**Aim:** Search the data for the word "label". Reproduce every line where it is found.

==================================================

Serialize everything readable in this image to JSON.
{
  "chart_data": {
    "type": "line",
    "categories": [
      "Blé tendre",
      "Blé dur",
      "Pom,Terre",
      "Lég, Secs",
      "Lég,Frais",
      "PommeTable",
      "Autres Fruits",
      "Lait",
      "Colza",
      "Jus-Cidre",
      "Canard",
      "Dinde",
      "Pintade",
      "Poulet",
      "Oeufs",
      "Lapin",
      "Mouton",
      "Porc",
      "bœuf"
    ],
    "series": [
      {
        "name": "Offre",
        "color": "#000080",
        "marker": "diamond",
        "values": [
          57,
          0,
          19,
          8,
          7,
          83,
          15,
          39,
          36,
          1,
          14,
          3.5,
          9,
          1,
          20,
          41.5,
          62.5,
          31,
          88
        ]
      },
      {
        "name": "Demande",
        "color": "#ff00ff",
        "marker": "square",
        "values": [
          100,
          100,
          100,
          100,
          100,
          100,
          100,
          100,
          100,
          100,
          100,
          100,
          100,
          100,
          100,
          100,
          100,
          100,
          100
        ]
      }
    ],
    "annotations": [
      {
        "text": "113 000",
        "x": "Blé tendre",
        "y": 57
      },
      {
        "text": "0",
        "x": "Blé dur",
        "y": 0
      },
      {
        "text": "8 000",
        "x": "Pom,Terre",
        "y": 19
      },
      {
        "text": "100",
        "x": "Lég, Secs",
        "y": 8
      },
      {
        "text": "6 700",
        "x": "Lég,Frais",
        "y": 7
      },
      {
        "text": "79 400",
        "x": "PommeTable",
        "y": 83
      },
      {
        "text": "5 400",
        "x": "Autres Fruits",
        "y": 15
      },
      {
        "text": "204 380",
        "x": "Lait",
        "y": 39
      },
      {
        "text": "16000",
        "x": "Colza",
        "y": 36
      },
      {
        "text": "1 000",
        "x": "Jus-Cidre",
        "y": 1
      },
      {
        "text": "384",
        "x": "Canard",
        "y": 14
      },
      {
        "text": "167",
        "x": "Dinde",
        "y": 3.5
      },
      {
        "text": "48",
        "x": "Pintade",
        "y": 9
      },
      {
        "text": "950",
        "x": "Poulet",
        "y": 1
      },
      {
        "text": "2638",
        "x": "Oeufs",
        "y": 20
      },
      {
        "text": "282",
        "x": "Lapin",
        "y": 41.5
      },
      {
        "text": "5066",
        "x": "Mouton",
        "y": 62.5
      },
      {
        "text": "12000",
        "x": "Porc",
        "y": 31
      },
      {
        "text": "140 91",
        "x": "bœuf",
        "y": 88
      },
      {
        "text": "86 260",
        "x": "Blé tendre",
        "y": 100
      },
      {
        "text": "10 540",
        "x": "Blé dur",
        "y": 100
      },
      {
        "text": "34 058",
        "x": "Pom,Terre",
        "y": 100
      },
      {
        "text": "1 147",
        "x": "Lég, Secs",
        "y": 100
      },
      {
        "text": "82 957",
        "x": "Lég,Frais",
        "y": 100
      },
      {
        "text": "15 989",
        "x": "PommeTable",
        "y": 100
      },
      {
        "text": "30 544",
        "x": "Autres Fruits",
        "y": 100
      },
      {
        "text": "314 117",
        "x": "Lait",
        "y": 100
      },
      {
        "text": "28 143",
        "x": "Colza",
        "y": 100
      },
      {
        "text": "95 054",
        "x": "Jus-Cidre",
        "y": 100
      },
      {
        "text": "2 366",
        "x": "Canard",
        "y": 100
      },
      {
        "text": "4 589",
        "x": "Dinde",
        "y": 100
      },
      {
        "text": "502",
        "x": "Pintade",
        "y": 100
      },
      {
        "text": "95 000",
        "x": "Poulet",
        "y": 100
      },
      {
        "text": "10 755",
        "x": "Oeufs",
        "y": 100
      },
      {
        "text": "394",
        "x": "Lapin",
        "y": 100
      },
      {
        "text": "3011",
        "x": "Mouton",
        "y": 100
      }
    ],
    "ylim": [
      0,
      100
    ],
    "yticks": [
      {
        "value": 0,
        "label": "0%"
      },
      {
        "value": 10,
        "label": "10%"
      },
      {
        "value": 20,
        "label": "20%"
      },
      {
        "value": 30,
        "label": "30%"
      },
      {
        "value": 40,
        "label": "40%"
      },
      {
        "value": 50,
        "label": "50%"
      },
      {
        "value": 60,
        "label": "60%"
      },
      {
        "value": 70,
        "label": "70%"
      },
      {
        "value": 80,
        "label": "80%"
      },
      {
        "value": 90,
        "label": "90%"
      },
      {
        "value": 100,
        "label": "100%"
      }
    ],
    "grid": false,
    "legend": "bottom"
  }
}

==================================================

**Worked solution:**
        "label": "0%"
        "label": "10%"
        "label": "20%"
        "label": "30%"
        "label": "40%"
        "label": "50%"
        "label": "60%"
        "label": "70%"
        "label": "80%"
        "label": "90%"
        "label": "100%"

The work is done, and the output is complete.